*DESCRIPTION OF THE TASK:* Skip the images. Copy the records exactly as written.
>> Begin DATA FOR THE TASK
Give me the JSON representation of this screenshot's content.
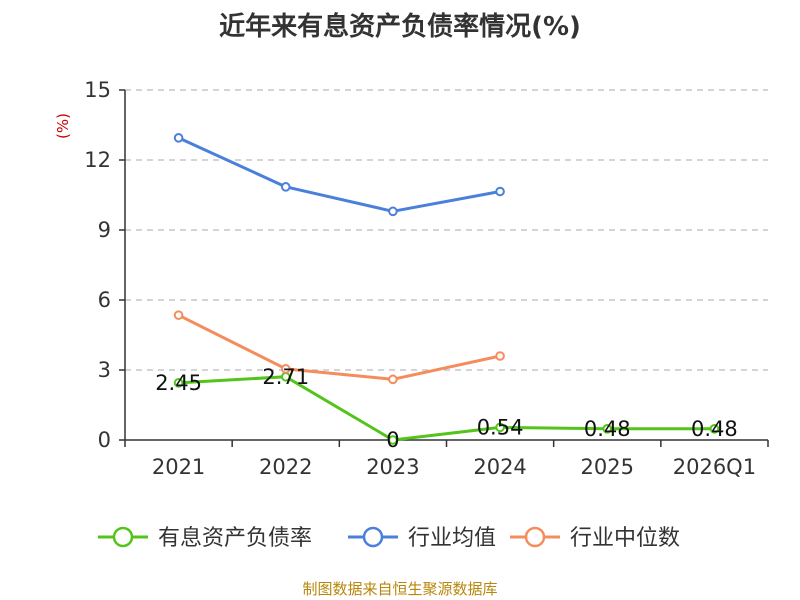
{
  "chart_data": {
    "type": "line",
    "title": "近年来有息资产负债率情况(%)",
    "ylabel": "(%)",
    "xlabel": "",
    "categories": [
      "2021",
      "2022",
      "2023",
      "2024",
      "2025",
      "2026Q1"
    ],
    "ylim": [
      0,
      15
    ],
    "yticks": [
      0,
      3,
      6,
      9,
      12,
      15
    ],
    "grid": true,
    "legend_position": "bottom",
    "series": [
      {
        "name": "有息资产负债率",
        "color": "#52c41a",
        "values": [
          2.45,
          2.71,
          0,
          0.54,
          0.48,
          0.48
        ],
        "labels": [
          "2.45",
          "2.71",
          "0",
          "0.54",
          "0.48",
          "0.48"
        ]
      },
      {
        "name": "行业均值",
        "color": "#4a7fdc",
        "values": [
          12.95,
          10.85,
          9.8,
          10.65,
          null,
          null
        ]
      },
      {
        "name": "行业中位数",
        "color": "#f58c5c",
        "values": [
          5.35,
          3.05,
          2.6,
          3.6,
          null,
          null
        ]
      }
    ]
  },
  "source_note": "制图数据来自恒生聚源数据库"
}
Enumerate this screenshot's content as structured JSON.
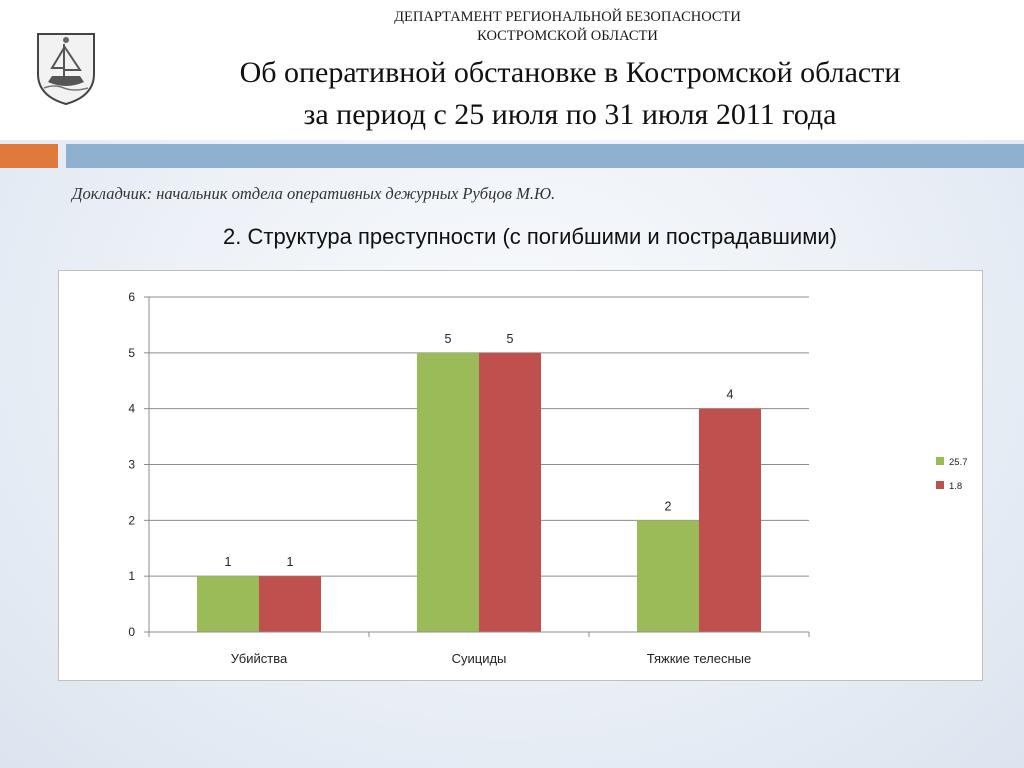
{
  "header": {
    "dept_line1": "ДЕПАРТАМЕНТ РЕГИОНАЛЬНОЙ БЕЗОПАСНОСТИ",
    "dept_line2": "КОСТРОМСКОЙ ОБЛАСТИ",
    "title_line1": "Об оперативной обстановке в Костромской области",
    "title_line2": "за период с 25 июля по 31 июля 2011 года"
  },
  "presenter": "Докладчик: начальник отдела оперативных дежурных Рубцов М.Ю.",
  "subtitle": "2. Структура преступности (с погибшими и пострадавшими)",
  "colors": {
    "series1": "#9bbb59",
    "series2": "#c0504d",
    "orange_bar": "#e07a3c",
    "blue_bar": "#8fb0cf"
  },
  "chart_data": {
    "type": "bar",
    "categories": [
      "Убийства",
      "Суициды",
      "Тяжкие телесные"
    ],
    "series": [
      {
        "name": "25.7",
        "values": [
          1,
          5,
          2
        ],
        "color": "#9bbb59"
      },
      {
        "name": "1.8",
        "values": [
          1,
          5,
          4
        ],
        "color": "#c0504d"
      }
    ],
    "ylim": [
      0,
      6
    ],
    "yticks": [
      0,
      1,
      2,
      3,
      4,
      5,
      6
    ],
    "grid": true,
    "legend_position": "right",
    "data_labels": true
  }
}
>> End DATA FOR THE TASK
*FINAL RESULT:*
Give me the JSON representation of this screenshot's content.
{
  "chart_data": {
    "type": "line",
    "title": "近年来有息资产负债率情况(%)",
    "ylabel": "(%)",
    "xlabel": "",
    "categories": [
      "2021",
      "2022",
      "2023",
      "2024",
      "2025",
      "2026Q1"
    ],
    "ylim": [
      0,
      15
    ],
    "yticks": [
      0,
      3,
      6,
      9,
      12,
      15
    ],
    "grid": true,
    "legend_position": "bottom",
    "series": [
      {
        "name": "有息资产负债率",
        "color": "#52c41a",
        "values": [
          2.45,
          2.71,
          0,
          0.54,
          0.48,
          0.48
        ],
        "labels": [
          "2.45",
          "2.71",
          "0",
          "0.54",
          "0.48",
          "0.48"
        ]
      },
      {
        "name": "行业均值",
        "color": "#4a7fdc",
        "values": [
          12.95,
          10.85,
          9.8,
          10.65,
          null,
          null
        ]
      },
      {
        "name": "行业中位数",
        "color": "#f58c5c",
        "values": [
          5.35,
          3.05,
          2.6,
          3.6,
          null,
          null
        ]
      }
    ]
  },
  "source_note": "制图数据来自恒生聚源数据库"
}
Enumerate this screenshot's content as structured JSON.
{
  "header": {
    "dept_line1": "ДЕПАРТАМЕНТ РЕГИОНАЛЬНОЙ БЕЗОПАСНОСТИ",
    "dept_line2": "КОСТРОМСКОЙ ОБЛАСТИ",
    "title_line1": "Об оперативной обстановке в Костромской области",
    "title_line2": "за период с 25 июля по 31 июля 2011 года"
  },
  "presenter": "Докладчик: начальник отдела оперативных дежурных Рубцов М.Ю.",
  "subtitle": "2. Структура преступности (с погибшими и пострадавшими)",
  "colors": {
    "series1": "#9bbb59",
    "series2": "#c0504d",
    "orange_bar": "#e07a3c",
    "blue_bar": "#8fb0cf"
  },
  "chart_data": {
    "type": "bar",
    "categories": [
      "Убийства",
      "Суициды",
      "Тяжкие телесные"
    ],
    "series": [
      {
        "name": "25.7",
        "values": [
          1,
          5,
          2
        ],
        "color": "#9bbb59"
      },
      {
        "name": "1.8",
        "values": [
          1,
          5,
          4
        ],
        "color": "#c0504d"
      }
    ],
    "ylim": [
      0,
      6
    ],
    "yticks": [
      0,
      1,
      2,
      3,
      4,
      5,
      6
    ],
    "grid": true,
    "legend_position": "right",
    "data_labels": true
  }
}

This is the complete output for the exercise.